INPUT MATERIAL start

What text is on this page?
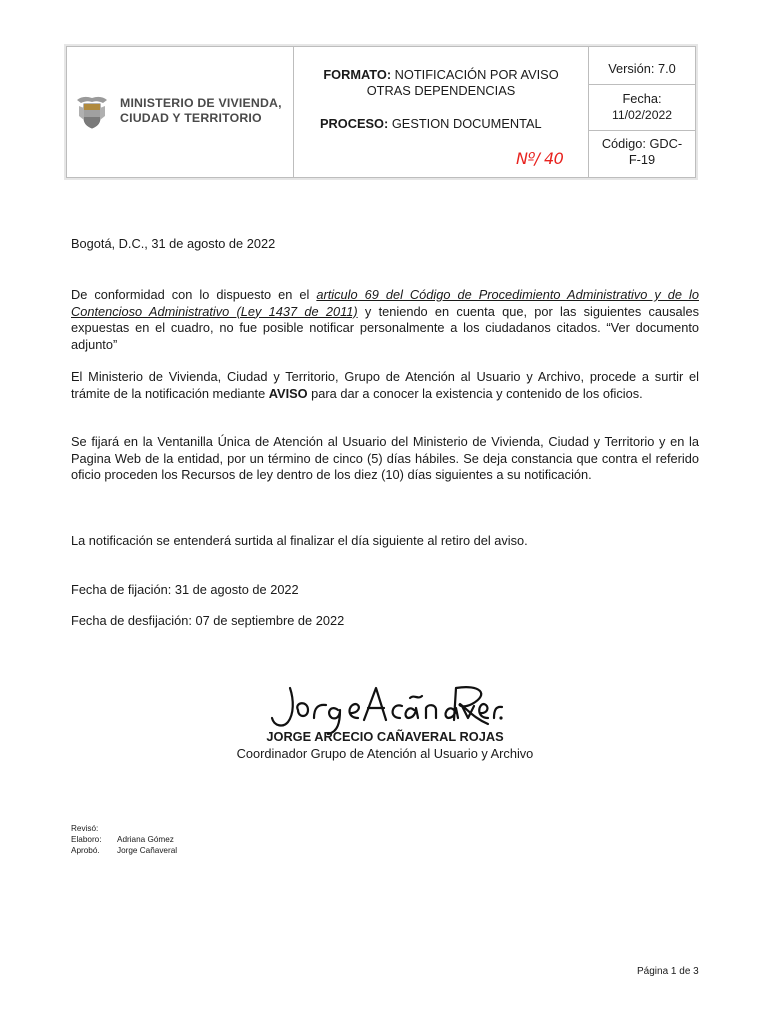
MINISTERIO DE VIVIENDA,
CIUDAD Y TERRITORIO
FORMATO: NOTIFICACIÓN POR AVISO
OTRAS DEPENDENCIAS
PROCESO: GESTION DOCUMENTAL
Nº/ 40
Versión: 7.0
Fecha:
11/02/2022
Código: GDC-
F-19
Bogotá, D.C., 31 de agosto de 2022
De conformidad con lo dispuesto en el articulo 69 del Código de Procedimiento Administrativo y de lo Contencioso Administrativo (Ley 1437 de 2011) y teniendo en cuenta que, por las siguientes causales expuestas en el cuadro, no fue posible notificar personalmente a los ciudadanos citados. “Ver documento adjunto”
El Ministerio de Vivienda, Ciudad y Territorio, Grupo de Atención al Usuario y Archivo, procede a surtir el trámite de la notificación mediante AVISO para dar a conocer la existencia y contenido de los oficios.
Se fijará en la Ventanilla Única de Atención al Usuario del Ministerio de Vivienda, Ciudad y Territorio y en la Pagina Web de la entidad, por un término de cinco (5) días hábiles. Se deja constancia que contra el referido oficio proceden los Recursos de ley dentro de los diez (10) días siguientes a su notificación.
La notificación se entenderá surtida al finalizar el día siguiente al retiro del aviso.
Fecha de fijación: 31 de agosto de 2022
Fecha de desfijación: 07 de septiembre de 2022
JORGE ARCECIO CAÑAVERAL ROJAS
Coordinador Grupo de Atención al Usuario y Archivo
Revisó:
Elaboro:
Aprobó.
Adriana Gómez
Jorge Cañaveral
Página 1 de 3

INPUT MATERIAL end
INPUT MATERIAL start

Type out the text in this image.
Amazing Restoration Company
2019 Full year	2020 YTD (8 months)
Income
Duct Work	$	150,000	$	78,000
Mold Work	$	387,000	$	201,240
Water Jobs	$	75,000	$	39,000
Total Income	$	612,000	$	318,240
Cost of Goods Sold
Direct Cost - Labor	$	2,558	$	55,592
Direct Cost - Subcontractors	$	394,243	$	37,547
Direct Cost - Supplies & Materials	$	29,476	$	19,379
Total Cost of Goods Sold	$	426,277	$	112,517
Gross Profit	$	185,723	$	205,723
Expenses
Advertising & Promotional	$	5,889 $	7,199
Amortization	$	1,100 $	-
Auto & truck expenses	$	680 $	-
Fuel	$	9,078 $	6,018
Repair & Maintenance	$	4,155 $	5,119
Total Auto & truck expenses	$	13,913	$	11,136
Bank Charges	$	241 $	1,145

INPUT MATERIAL end

* [INSTRUCTIONS TO FOLLOW]
Pick out every line of the listing containing the word "Work", and show those lines.

* [PROBLEM SOLUTION]
Duct Work	$	150,000	$	78,000
Mold Work	$	387,000	$	201,240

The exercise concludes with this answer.